■ WORK TO COMPLETE:
Copy every entry word for word. Skip the pictures.

━━ EXERCISE MATERIALS

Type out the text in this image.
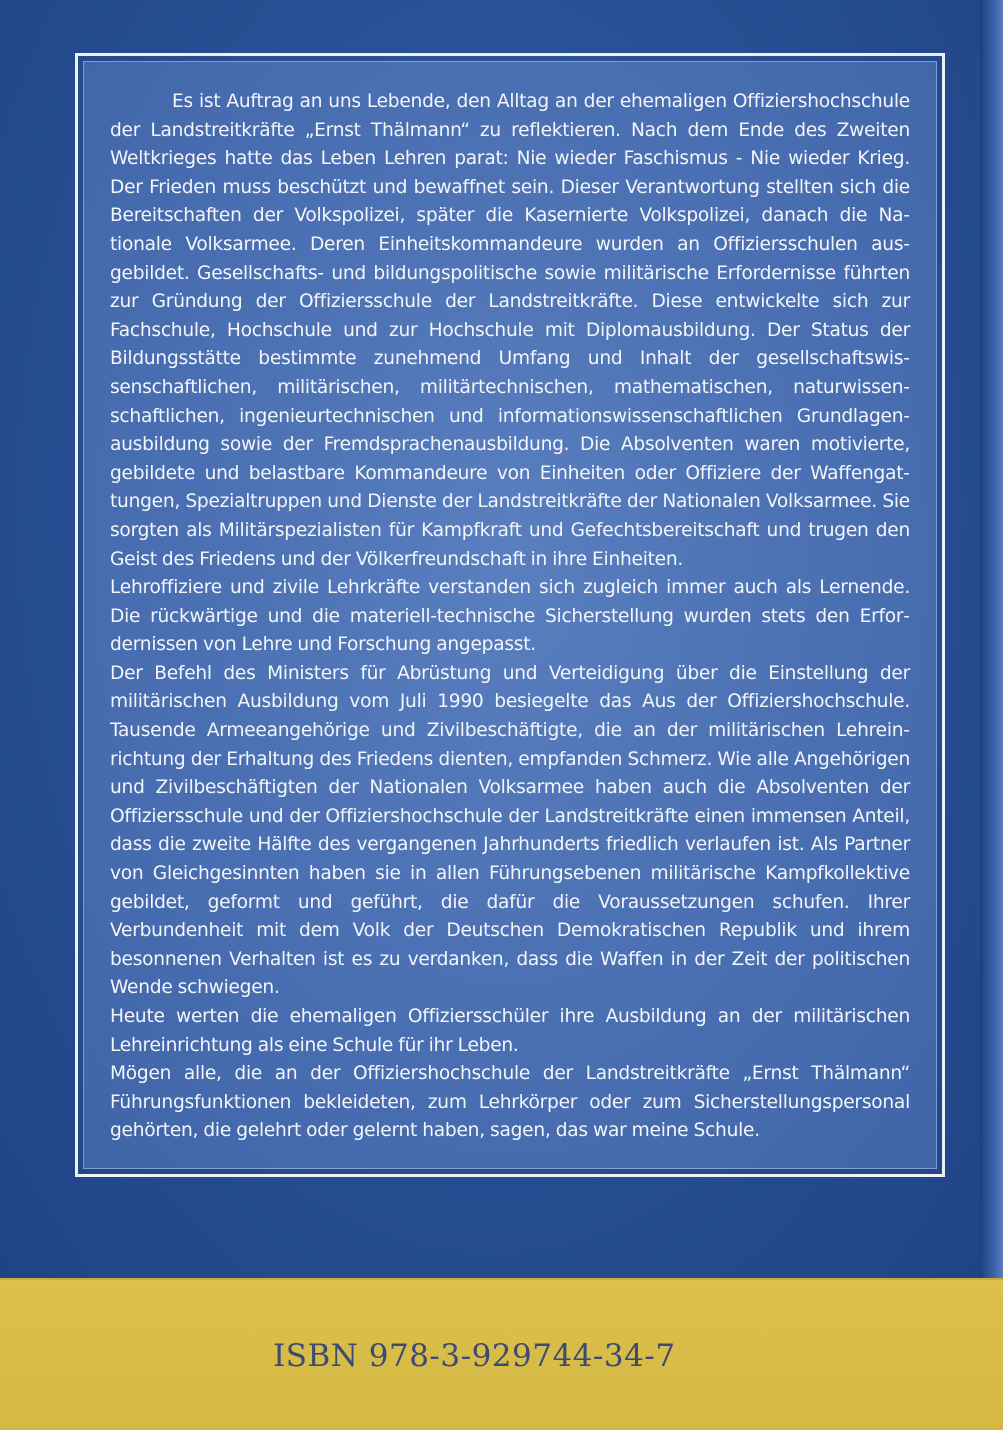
Es ist Auftrag an uns Lebende, den Alltag an der ehemaligen Offiziershochschule der Landstreitkräfte „Ernst Thälmann“ zu reflektieren. Nach dem Ende des Zweiten Weltkrieges hatte das Leben Lehren parat: Nie wieder Faschismus - Nie wieder Krieg. Der Frieden muss beschützt und bewaffnet sein. Dieser Verantwortung stellten sich die Bereitschaften der Volkspolizei, später die Kasernierte Volkspolizei, danach die Nationale Volksarmee. Deren Einheitskommandeure wurden an Offiziersschulen ausgebildet. Gesellschafts- und bildungspolitische sowie militärische Erfordernisse führten zur Gründung der Offiziersschule der Landstreitkräfte. Diese entwickelte sich zur Fachschule, Hochschule und zur Hochschule mit Diplomausbildung. Der Status der Bildungsstätte bestimmte zunehmend Umfang und Inhalt der gesellschaftswissenschaftlichen, militärischen, militärtechnischen, mathematischen, naturwissenschaftlichen, ingenieurtechnischen und informationswissenschaftlichen Grundlagenausbildung sowie der Fremdsprachenausbildung. Die Absolventen waren motivierte, gebildete und belastbare Kommandeure von Einheiten oder Offiziere der Waffengattungen, Spezialtruppen und Dienste der Landstreitkräfte der Nationalen Volksarmee. Sie sorgten als Militärspezialisten für Kampfkraft und Gefechtsbereitschaft und trugen den Geist des Friedens und der Völkerfreundschaft in ihre Einheiten.

Lehroffiziere und zivile Lehrkräfte verstanden sich zugleich immer auch als Lernende. Die rückwärtige und die materiell-technische Sicherstellung wurden stets den Erfordernissen von Lehre und Forschung angepasst.

Der Befehl des Ministers für Abrüstung und Verteidigung über die Einstellung der militärischen Ausbildung vom Juli 1990 besiegelte das Aus der Offiziershochschule. Tausende Armeeangehörige und Zivilbeschäftigte, die an der militärischen Lehreinrichtung der Erhaltung des Friedens dienten, empfanden Schmerz. Wie alle Angehörigen und Zivilbeschäftigten der Nationalen Volksarmee haben auch die Absolventen der Offiziersschule und der Offiziershochschule der Landstreitkräfte einen immensen Anteil, dass die zweite Hälfte des vergangenen Jahrhunderts friedlich verlaufen ist. Als Partner von Gleichgesinnten haben sie in allen Führungsebenen militärische Kampfkollektive gebildet, geformt und geführt, die dafür die Voraussetzungen schufen. Ihrer Verbundenheit mit dem Volk der Deutschen Demokratischen Republik und ihrem besonnenen Verhalten ist es zu verdanken, dass die Waffen in der Zeit der politischen Wende schwiegen.

Heute werten die ehemaligen Offiziersschüler ihre Ausbildung an der militärischen Lehreinrichtung als eine Schule für ihr Leben.

Mögen alle, die an der Offiziershochschule der Landstreitkräfte „Ernst Thälmann“ Führungsfunktionen bekleideten, zum Lehrkörper oder zum Sicherstellungspersonal gehörten, die gelehrt oder gelernt haben, sagen, das war meine Schule.

ISBN 978-3-929744-34-7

━━━━

■ IN RESPONSE:
Type out the text in this image.
Es ist Auftrag an uns Lebende, den Alltag an der ehemaligen Offiziershochschule der Landstreitkräfte „Ernst Thälmann“ zu reflektieren. Nach dem Ende des Zweiten Weltkrieges hatte das Leben Lehren parat: Nie wieder Faschismus - Nie wieder Krieg. Der Frieden muss beschützt und bewaffnet sein. Dieser Verantwortung stellten sich die Bereitschaften der Volkspolizei, später die Kasernierte Volkspolizei, danach die Nationale Volksarmee. Deren Einheitskommandeure wurden an Offiziersschulen ausgebildet. Gesellschafts- und bildungspolitische sowie militärische Erfordernisse führten zur Gründung der Offiziersschule der Landstreitkräfte. Diese entwickelte sich zur Fachschule, Hochschule und zur Hochschule mit Diplomausbildung. Der Status der Bildungsstätte bestimmte zunehmend Umfang und Inhalt der gesellschaftswissenschaftlichen, militärischen, militärtechnischen, mathematischen, naturwissenschaftlichen, ingenieurtechnischen und informationswissenschaftlichen Grundlagenausbildung sowie der Fremdsprachenausbildung. Die Absolventen waren motivierte, gebildete und belastbare Kommandeure von Einheiten oder Offiziere der Waffengattungen, Spezialtruppen und Dienste der Landstreitkräfte der Nationalen Volksarmee. Sie sorgten als Militärspezialisten für Kampfkraft und Gefechtsbereitschaft und trugen den Geist des Friedens und der Völkerfreundschaft in ihre Einheiten.

Lehroffiziere und zivile Lehrkräfte verstanden sich zugleich immer auch als Lernende. Die rückwärtige und die materiell-technische Sicherstellung wurden stets den Erfordernissen von Lehre und Forschung angepasst.

Der Befehl des Ministers für Abrüstung und Verteidigung über die Einstellung der militärischen Ausbildung vom Juli 1990 besiegelte das Aus der Offiziershochschule. Tausende Armeeangehörige und Zivilbeschäftigte, die an der militärischen Lehreinrichtung der Erhaltung des Friedens dienten, empfanden Schmerz. Wie alle Angehörigen und Zivilbeschäftigten der Nationalen Volksarmee haben auch die Absolventen der Offiziersschule und der Offiziershochschule der Landstreitkräfte einen immensen Anteil, dass die zweite Hälfte des vergangenen Jahrhunderts friedlich verlaufen ist. Als Partner von Gleichgesinnten haben sie in allen Führungsebenen militärische Kampfkollektive gebildet, geformt und geführt, die dafür die Voraussetzungen schufen. Ihrer Verbundenheit mit dem Volk der Deutschen Demokratischen Republik und ihrem besonnenen Verhalten ist es zu verdanken, dass die Waffen in der Zeit der politischen Wende schwiegen.

Heute werten die ehemaligen Offiziersschüler ihre Ausbildung an der militärischen Lehreinrichtung als eine Schule für ihr Leben.

Mögen alle, die an der Offiziershochschule der Landstreitkräfte „Ernst Thälmann“ Führungsfunktionen bekleideten, zum Lehrkörper oder zum Sicherstellungspersonal gehörten, die gelehrt oder gelernt haben, sagen, das war meine Schule.

ISBN 978-3-929744-34-7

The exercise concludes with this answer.